## START Records for the task

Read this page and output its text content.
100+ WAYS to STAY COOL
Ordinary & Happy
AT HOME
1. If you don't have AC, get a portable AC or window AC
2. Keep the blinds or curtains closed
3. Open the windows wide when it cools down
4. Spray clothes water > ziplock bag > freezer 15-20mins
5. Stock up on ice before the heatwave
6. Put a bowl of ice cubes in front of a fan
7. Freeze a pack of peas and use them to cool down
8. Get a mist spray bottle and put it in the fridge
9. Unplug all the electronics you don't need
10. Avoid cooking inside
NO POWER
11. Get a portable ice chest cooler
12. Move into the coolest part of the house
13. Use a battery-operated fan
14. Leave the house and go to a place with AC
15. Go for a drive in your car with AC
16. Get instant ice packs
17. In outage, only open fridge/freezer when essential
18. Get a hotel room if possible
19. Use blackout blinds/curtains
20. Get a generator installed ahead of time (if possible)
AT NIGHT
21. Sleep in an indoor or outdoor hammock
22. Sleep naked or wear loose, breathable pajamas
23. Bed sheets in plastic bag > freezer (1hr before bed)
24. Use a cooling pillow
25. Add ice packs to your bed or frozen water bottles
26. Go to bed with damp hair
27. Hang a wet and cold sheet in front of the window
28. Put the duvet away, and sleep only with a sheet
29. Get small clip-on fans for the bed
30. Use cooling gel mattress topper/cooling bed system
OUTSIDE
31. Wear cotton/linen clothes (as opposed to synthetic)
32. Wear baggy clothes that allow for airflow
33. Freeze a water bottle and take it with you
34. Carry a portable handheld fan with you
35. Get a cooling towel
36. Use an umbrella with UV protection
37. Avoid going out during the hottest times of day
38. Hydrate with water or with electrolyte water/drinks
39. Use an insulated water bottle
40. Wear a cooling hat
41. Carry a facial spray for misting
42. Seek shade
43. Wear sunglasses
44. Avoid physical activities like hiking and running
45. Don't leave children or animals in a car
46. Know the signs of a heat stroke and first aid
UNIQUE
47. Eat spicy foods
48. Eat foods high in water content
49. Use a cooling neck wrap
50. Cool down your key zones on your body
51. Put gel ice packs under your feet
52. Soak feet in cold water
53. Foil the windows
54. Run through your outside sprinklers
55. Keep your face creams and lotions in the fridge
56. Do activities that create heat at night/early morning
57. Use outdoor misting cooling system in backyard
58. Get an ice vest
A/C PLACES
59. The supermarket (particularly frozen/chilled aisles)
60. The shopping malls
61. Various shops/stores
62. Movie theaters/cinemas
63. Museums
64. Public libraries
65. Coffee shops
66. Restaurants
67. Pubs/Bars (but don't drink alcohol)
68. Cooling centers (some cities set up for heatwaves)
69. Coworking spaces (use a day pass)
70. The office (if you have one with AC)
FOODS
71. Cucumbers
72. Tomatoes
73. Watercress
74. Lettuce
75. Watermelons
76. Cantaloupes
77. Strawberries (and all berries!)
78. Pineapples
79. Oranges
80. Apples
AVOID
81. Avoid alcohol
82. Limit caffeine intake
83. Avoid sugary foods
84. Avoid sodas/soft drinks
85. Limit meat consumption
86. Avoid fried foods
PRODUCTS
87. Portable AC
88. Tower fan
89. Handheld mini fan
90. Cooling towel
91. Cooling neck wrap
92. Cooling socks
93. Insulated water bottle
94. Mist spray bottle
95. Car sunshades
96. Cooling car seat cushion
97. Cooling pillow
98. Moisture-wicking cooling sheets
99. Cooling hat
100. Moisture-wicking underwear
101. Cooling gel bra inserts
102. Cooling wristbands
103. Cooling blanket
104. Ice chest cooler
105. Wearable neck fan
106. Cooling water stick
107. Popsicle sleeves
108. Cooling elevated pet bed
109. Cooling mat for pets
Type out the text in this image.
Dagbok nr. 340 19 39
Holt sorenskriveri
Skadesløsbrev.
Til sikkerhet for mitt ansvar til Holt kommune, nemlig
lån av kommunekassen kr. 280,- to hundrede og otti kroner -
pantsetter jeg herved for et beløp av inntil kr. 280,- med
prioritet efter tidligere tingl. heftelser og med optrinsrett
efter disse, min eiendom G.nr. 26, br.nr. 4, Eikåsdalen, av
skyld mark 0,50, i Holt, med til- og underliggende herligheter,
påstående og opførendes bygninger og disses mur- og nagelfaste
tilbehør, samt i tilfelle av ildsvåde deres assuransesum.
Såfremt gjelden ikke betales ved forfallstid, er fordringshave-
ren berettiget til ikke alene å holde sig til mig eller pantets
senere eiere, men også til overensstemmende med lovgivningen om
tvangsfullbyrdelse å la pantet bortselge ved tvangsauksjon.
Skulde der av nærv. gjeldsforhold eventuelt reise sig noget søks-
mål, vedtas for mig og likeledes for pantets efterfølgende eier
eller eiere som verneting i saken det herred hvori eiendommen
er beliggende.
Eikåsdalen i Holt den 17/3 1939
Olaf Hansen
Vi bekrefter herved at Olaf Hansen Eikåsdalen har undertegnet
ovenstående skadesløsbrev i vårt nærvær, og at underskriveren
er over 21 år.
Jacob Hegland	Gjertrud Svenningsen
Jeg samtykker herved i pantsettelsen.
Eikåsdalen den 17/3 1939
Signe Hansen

## END Records for the task

Short exercise.
Which lines above hold the word "alcohol"? Copy each of them.

Task solution.
67. Pubs/Bars (but don't drink alcohol)
81. Avoid alcohol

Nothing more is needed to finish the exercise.